------ Data supplied ------
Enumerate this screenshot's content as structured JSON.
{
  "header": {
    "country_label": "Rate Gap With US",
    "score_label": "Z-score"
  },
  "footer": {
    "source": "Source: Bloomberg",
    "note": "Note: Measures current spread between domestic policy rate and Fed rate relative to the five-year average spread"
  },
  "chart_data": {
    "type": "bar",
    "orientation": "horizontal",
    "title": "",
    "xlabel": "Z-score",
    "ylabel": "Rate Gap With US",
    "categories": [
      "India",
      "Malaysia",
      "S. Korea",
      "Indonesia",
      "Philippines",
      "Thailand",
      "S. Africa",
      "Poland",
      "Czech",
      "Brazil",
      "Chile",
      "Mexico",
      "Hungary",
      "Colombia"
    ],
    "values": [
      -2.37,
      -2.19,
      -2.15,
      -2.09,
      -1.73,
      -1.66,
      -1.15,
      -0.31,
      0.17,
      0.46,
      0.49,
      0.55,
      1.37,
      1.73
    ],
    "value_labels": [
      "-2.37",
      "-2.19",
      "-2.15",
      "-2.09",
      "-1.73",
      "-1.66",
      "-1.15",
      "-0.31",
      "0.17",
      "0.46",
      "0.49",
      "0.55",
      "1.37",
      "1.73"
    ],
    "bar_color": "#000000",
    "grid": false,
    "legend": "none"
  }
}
------
What you are asked to do
Pick out each line containing "With" and report it.

The answer
    "country_label": "Rate Gap With US",
    "ylabel": "Rate Gap With US",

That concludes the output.